Data items
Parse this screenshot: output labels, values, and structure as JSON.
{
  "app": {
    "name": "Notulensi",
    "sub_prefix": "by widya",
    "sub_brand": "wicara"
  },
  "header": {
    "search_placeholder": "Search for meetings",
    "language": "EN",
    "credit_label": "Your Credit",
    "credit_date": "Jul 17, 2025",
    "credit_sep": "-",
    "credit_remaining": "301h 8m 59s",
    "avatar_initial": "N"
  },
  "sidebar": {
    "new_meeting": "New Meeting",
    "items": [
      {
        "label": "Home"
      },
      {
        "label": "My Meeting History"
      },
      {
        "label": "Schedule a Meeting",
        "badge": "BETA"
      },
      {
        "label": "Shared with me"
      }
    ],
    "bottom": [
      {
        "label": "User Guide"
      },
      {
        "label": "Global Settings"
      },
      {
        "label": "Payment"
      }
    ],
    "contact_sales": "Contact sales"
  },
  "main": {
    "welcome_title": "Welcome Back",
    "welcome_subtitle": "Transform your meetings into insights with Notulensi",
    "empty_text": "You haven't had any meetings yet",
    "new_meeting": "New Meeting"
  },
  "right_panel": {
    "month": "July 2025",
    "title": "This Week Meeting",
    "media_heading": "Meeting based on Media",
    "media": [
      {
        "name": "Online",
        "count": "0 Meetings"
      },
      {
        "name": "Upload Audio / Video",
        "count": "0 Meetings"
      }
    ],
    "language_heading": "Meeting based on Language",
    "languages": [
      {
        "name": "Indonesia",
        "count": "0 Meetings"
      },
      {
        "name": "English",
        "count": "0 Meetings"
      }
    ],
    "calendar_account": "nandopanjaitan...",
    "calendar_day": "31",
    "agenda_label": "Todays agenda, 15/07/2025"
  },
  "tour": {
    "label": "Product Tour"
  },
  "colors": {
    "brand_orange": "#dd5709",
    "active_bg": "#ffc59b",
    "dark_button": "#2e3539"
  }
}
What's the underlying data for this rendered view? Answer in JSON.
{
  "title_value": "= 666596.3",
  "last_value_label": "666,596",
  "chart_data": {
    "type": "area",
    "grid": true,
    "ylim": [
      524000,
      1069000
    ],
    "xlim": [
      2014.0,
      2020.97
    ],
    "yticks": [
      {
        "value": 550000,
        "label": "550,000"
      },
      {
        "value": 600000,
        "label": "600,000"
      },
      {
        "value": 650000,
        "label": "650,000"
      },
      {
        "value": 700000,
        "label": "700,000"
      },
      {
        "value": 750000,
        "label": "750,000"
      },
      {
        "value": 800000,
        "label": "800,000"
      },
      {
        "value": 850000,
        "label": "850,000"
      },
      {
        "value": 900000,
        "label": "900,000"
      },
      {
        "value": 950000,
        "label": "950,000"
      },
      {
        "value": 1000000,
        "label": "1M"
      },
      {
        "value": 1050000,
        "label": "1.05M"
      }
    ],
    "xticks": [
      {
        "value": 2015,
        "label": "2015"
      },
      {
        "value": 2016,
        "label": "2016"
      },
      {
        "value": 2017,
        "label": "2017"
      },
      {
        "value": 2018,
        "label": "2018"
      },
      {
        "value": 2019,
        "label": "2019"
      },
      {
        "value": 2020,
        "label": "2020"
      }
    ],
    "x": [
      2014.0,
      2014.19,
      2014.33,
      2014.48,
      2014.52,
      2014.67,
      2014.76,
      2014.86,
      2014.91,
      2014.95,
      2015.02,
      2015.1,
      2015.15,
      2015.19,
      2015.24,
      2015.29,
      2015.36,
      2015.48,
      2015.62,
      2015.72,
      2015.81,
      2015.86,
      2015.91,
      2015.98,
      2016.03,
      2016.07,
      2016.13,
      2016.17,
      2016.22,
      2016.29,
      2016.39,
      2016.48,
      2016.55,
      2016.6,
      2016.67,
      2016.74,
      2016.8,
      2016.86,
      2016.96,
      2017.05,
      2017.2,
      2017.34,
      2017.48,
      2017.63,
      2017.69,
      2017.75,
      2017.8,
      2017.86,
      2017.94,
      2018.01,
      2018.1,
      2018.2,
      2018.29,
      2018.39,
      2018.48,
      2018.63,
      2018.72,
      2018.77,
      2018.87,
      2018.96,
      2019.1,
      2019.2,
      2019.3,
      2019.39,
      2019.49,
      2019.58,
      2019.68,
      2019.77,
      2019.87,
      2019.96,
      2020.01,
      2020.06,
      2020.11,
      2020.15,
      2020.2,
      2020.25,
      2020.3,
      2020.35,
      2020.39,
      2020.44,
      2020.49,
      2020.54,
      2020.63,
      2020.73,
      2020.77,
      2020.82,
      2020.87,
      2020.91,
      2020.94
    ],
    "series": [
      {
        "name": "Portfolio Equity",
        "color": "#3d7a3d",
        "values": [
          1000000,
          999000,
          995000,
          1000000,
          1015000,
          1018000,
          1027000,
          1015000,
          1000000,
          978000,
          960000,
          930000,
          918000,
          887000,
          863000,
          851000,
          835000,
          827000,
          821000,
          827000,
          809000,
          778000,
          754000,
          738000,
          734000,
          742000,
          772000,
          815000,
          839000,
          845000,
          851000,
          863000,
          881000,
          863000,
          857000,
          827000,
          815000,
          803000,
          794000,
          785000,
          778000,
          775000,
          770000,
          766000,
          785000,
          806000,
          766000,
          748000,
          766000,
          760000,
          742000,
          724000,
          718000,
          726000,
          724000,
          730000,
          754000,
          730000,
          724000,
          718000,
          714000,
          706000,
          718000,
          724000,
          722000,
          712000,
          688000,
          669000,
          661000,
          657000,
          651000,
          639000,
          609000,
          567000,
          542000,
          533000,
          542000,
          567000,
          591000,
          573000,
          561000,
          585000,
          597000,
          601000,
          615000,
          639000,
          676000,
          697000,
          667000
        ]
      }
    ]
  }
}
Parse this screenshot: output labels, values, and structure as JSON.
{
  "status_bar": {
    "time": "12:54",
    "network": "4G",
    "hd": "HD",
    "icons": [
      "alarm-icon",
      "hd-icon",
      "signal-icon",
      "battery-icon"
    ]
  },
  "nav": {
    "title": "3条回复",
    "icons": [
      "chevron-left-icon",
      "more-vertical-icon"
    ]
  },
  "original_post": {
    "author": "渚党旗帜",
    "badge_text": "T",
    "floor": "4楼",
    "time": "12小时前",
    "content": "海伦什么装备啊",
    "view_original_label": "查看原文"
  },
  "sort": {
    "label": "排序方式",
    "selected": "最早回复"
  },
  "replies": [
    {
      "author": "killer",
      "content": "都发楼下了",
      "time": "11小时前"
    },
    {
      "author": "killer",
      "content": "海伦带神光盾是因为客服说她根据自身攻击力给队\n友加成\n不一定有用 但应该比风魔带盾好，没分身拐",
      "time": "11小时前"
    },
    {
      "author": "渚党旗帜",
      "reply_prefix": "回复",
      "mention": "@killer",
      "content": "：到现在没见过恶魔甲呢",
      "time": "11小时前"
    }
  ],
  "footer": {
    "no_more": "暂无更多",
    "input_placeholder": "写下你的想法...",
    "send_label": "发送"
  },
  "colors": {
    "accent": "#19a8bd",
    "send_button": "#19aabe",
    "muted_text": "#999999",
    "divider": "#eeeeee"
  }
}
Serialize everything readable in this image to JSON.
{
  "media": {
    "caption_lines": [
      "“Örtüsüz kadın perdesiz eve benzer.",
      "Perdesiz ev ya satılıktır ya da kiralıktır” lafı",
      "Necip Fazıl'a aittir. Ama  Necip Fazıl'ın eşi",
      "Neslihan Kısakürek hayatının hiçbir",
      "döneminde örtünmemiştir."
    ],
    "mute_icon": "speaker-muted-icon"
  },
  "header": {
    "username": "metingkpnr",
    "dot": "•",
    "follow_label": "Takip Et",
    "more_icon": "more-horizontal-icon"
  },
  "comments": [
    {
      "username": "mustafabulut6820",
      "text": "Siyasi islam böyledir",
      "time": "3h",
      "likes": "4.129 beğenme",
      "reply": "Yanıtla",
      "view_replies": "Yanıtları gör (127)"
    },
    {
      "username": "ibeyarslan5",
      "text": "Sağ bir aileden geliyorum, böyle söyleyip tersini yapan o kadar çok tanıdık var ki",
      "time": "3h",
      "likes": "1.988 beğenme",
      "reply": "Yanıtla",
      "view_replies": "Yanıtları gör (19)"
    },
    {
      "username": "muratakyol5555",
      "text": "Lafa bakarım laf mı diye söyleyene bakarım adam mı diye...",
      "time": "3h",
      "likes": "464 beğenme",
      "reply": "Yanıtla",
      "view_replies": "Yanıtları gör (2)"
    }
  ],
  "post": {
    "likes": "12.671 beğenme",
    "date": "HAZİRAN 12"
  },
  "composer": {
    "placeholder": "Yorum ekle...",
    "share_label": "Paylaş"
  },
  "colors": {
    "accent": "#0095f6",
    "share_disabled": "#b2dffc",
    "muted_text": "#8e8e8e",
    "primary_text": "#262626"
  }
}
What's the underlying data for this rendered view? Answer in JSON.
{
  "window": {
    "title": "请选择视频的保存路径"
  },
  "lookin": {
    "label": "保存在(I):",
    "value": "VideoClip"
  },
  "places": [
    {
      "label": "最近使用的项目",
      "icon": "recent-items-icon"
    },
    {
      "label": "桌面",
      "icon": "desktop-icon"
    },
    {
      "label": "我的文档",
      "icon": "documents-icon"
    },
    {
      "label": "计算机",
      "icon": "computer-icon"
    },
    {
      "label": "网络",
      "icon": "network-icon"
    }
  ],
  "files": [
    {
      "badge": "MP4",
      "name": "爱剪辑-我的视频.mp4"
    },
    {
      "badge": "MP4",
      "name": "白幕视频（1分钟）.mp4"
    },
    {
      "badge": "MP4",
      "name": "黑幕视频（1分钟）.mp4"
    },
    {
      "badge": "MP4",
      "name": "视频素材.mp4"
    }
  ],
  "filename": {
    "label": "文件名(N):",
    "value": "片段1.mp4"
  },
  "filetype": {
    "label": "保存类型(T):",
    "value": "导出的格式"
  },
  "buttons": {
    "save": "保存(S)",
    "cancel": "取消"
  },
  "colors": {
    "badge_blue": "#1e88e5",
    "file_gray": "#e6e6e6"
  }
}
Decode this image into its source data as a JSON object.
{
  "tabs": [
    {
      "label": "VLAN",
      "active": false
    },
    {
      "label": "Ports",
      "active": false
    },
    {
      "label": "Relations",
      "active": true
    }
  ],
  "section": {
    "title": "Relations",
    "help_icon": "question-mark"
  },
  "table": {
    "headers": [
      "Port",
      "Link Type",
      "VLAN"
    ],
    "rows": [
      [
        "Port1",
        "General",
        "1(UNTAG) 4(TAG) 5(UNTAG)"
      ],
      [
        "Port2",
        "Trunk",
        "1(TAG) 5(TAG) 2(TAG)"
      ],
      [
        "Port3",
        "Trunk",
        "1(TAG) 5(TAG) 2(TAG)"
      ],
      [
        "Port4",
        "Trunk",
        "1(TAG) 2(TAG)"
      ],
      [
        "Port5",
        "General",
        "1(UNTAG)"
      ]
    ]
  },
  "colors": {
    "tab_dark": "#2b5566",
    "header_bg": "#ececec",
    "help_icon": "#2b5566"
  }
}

Exercise instructions:
Give only the count of lines in this material that contain the string "likes".

Exercise output:
4